**RECORDS FOR THE EXERCISE**
|---|

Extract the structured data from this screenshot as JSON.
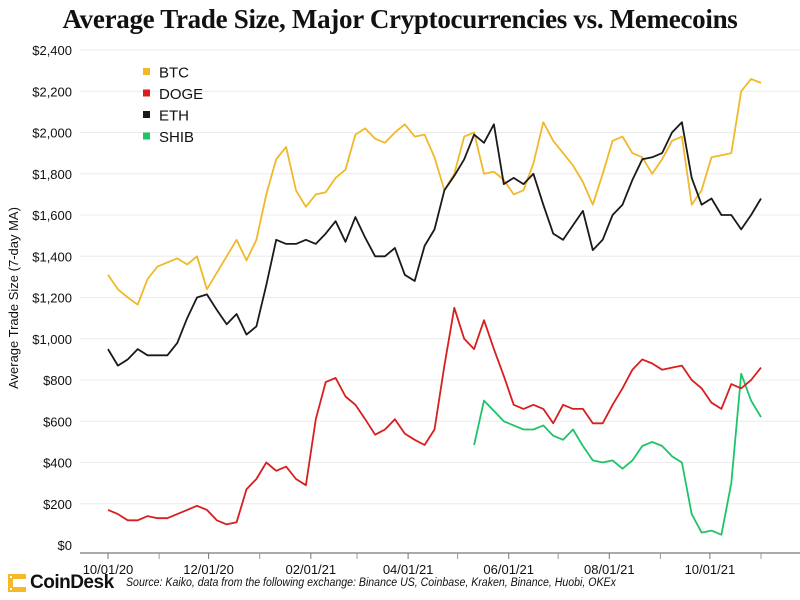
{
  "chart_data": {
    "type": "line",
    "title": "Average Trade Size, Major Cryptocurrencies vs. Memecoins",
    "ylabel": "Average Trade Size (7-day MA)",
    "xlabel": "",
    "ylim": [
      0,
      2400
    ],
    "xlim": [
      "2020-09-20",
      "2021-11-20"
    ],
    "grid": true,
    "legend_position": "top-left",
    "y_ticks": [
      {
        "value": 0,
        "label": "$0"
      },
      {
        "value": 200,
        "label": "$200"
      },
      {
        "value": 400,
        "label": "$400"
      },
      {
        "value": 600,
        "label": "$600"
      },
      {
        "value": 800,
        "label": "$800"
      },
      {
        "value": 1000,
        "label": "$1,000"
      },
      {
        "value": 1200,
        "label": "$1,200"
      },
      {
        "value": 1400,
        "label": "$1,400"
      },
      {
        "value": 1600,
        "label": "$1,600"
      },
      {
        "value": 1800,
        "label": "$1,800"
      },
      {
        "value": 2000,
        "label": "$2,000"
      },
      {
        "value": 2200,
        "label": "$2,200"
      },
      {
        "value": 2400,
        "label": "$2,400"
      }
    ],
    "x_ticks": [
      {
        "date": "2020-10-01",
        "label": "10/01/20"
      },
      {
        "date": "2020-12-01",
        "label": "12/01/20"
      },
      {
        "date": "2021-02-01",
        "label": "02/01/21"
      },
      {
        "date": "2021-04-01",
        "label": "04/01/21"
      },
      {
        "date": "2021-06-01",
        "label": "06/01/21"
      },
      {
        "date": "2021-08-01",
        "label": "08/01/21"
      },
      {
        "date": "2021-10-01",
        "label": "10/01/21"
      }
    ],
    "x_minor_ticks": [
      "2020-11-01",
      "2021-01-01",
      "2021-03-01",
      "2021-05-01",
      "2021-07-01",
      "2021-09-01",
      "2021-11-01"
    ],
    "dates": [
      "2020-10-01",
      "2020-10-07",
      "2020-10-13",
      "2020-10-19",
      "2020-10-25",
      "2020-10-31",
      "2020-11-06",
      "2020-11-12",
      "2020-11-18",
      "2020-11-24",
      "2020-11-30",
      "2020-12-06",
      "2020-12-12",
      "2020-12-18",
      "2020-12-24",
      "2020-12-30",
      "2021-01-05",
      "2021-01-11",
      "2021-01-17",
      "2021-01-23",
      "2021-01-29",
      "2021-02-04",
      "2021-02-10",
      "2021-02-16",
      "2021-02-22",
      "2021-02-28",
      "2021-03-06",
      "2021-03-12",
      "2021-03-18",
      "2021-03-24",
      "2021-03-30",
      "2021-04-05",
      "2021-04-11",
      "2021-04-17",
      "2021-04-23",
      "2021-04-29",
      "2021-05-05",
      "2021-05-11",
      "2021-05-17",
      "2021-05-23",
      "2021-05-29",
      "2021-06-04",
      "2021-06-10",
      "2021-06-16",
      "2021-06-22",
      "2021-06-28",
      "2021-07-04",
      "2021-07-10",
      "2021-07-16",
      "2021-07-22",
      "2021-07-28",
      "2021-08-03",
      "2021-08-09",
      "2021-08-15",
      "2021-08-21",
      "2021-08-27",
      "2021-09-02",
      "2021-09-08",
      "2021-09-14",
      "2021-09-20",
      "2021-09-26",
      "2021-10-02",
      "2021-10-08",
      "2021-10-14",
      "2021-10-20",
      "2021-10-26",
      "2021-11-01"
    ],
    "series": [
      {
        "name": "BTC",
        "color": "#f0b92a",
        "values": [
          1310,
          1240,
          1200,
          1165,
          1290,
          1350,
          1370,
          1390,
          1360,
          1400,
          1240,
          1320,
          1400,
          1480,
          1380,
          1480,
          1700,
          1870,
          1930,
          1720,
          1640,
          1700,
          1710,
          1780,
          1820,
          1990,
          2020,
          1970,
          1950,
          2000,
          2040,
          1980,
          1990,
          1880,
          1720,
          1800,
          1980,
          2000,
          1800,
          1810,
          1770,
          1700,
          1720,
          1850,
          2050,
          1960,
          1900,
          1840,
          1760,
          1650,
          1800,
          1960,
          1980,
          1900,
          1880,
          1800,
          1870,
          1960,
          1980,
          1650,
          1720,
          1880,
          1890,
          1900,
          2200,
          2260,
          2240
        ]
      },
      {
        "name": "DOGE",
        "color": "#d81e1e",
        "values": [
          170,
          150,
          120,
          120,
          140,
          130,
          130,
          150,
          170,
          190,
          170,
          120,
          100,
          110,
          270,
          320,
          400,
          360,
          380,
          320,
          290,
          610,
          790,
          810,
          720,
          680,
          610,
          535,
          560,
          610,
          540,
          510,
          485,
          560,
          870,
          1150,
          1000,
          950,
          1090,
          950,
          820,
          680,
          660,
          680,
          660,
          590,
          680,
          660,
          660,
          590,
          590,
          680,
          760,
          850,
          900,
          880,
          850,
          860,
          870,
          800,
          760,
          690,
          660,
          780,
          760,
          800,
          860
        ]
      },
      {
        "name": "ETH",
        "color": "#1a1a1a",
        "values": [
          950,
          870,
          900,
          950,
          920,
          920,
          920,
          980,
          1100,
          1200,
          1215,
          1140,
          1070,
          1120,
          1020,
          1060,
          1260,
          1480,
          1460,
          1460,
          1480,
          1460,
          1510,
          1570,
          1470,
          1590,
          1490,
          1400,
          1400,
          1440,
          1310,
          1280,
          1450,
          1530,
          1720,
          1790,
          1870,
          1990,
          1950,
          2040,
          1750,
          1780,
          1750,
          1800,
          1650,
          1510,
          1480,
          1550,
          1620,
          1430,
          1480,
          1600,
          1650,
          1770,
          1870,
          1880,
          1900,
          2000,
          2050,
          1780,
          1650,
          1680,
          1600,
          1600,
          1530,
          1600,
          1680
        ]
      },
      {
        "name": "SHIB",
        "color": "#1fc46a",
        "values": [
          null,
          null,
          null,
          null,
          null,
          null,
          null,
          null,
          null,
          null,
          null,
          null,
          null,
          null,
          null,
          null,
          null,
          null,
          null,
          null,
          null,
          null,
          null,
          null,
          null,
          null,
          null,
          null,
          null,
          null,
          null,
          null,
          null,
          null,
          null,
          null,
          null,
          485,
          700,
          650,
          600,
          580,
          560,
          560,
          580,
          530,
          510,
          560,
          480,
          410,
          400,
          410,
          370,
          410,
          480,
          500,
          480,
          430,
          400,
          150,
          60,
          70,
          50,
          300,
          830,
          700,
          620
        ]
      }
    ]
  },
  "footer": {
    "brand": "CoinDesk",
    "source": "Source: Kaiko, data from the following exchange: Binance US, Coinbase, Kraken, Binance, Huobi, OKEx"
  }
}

|---|

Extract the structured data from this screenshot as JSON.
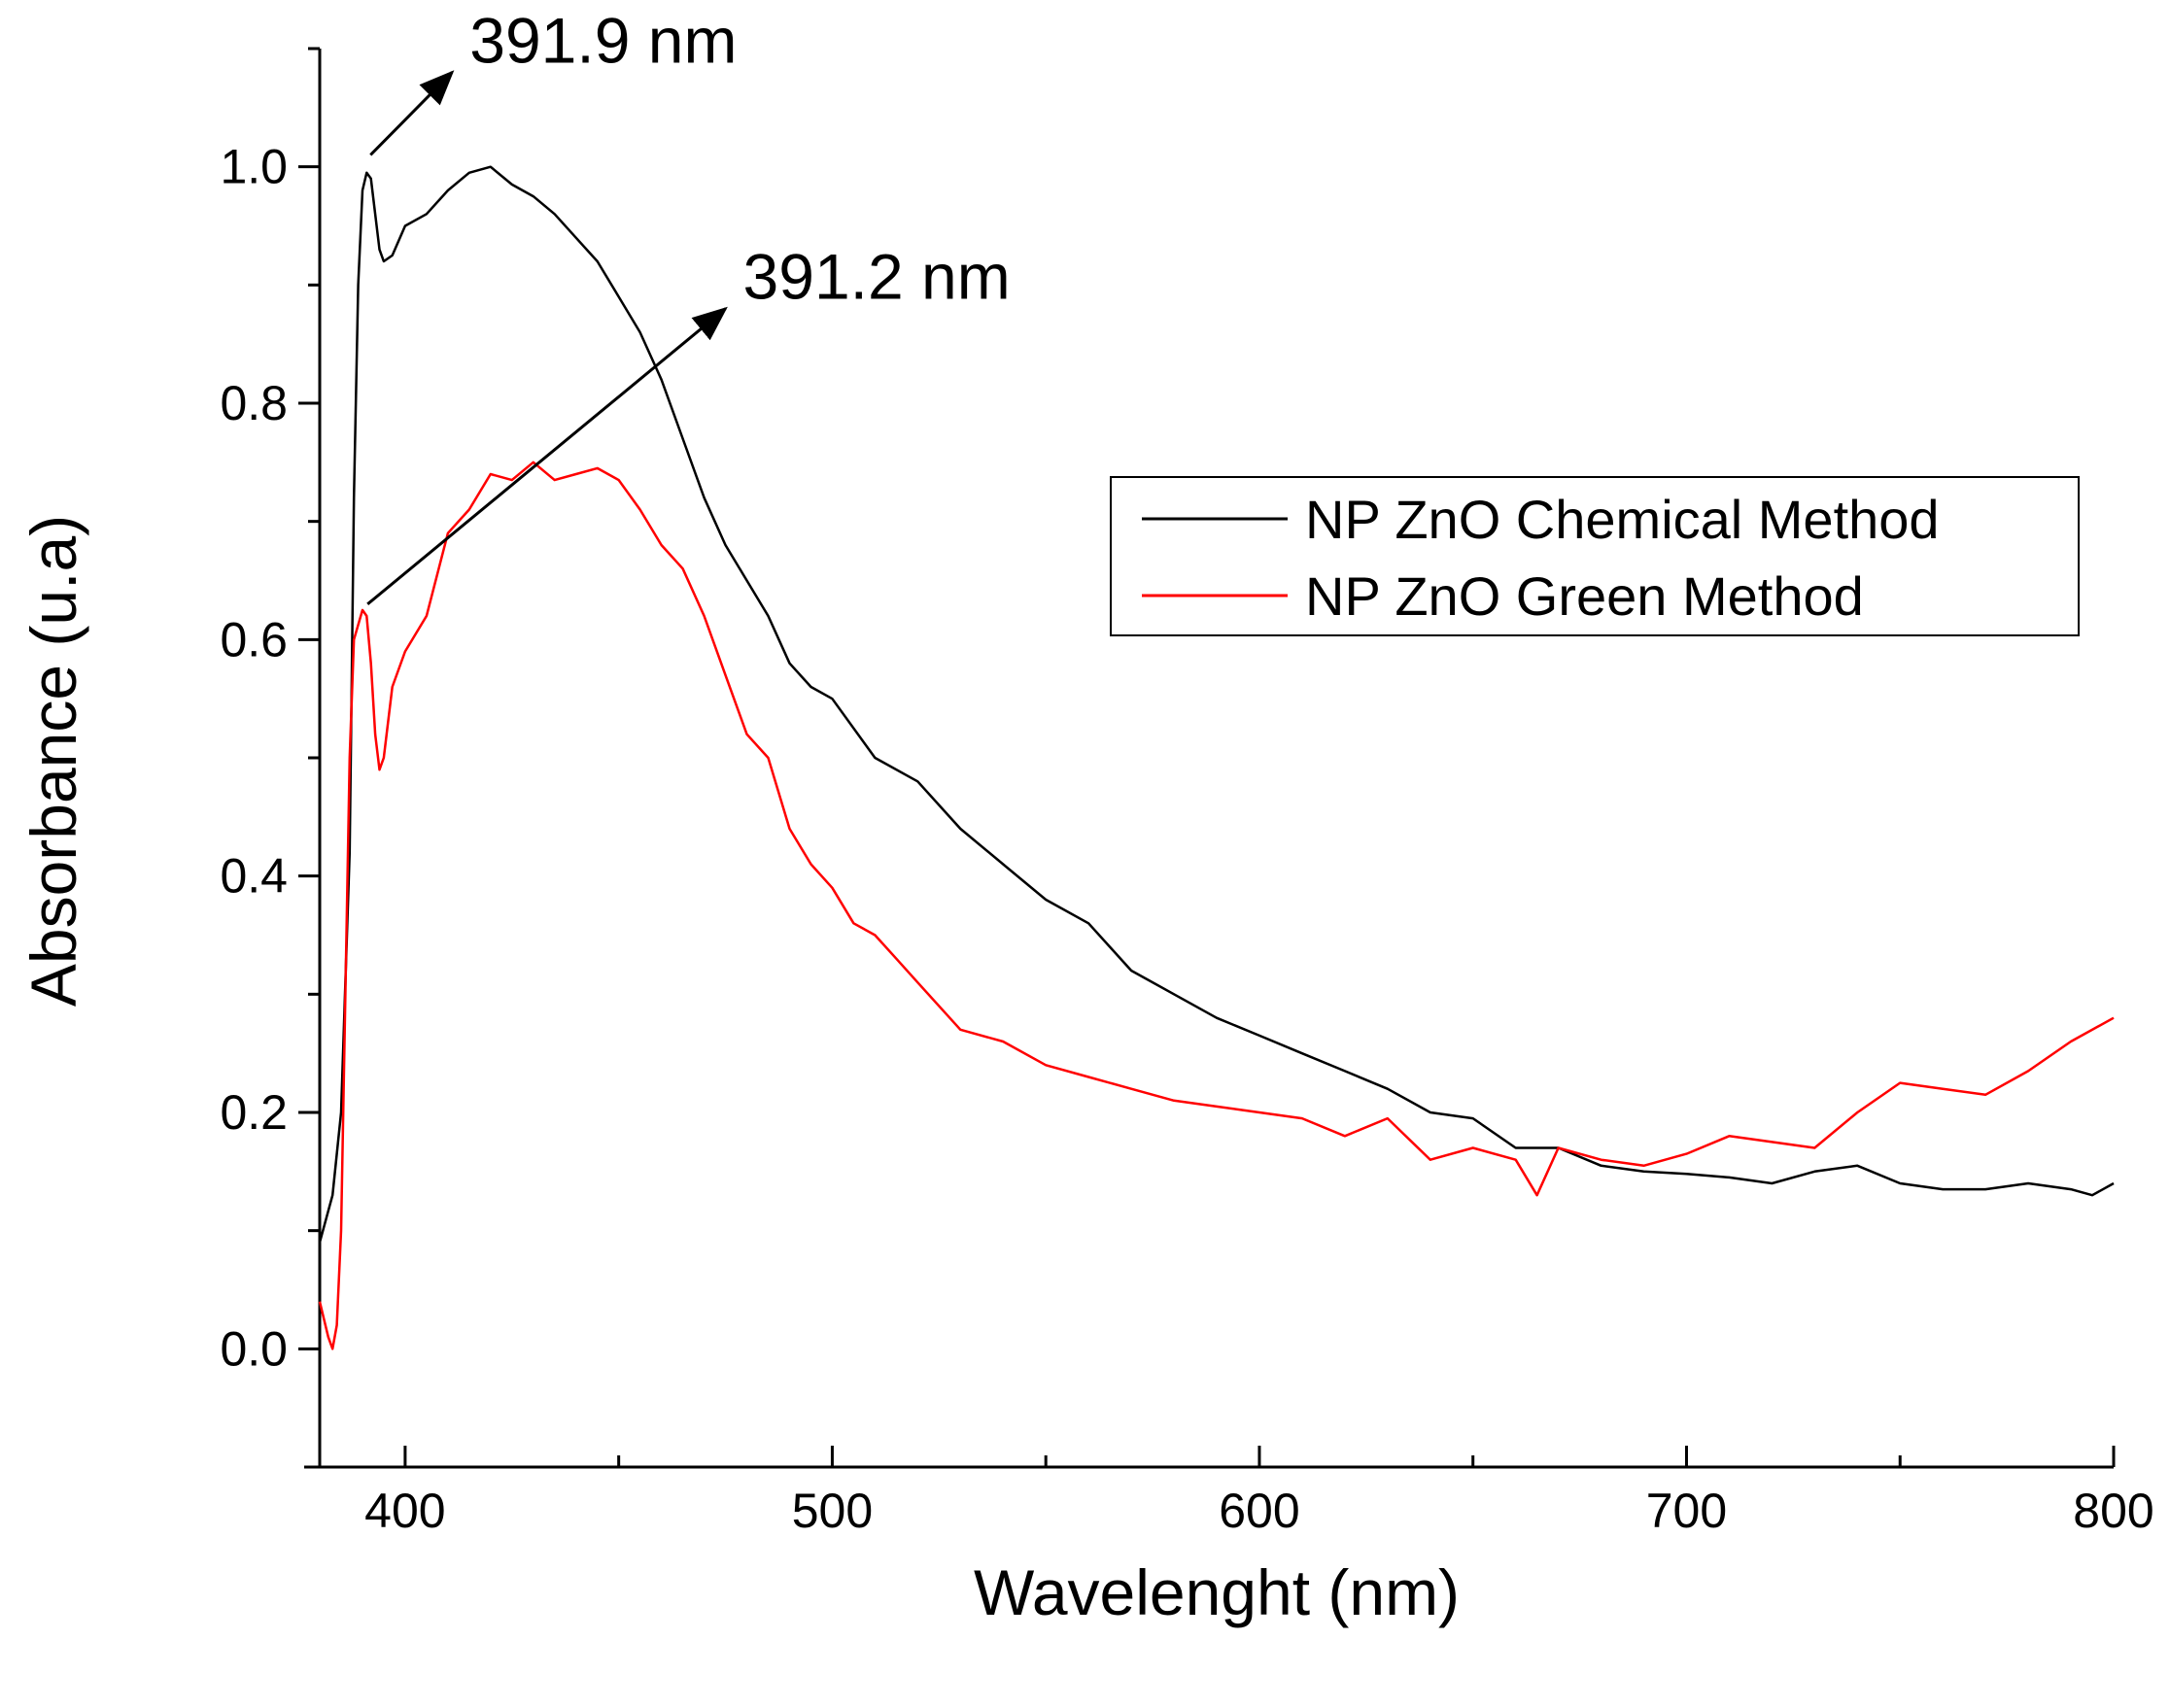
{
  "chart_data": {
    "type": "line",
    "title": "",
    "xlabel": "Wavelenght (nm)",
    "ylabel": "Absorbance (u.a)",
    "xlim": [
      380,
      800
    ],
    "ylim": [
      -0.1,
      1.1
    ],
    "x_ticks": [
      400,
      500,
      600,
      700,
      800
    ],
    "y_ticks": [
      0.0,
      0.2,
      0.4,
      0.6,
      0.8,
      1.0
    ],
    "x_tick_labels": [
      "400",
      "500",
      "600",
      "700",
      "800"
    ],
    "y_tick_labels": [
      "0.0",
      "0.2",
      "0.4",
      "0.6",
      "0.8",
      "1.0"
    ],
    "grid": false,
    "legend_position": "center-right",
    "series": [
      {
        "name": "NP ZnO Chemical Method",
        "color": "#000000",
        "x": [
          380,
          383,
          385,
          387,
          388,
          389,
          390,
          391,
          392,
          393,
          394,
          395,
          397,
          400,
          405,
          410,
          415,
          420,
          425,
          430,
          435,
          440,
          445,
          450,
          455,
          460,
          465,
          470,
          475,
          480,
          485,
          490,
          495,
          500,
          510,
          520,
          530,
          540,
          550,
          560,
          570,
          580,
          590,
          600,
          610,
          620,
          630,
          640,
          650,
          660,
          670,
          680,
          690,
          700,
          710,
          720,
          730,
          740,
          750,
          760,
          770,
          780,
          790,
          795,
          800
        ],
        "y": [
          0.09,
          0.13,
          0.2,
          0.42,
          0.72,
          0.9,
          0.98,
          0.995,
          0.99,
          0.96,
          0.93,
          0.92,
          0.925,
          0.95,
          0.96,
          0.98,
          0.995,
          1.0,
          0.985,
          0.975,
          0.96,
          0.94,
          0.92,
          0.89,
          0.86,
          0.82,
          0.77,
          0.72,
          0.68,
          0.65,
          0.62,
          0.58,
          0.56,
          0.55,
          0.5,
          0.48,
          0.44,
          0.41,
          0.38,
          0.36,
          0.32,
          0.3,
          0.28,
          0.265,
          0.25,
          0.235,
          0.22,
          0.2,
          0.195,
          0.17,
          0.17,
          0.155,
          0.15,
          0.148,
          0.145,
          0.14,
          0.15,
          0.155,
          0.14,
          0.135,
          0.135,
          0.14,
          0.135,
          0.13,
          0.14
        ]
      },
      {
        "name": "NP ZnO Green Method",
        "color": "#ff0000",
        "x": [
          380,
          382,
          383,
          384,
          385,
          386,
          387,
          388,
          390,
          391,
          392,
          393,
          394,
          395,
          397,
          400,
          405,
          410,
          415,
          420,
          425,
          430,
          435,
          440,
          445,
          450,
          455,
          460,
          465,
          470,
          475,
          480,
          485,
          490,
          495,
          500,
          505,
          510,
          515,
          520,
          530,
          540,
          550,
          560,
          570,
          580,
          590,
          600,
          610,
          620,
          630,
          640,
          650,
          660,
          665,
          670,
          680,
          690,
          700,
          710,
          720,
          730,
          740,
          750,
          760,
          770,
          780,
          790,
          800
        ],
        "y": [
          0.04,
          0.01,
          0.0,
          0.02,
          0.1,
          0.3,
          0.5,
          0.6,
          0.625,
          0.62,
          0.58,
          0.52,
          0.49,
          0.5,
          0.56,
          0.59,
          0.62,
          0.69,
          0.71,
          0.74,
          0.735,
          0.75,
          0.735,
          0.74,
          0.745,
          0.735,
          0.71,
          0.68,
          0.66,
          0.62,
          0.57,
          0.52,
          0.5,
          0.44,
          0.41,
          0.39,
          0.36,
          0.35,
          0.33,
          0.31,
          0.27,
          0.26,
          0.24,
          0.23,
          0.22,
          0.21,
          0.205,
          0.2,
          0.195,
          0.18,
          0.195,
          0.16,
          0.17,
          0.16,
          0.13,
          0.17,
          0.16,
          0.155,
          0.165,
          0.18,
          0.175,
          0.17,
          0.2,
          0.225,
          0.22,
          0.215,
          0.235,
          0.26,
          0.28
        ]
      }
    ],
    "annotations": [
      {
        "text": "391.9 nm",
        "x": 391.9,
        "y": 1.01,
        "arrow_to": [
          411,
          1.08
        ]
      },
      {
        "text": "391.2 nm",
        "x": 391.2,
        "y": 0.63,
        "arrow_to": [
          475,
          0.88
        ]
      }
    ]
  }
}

|---|

**THE PROBLEM**
Provide only the number of lines in the entries that hold the word "Method".

**SOLVED EXERCISE**
2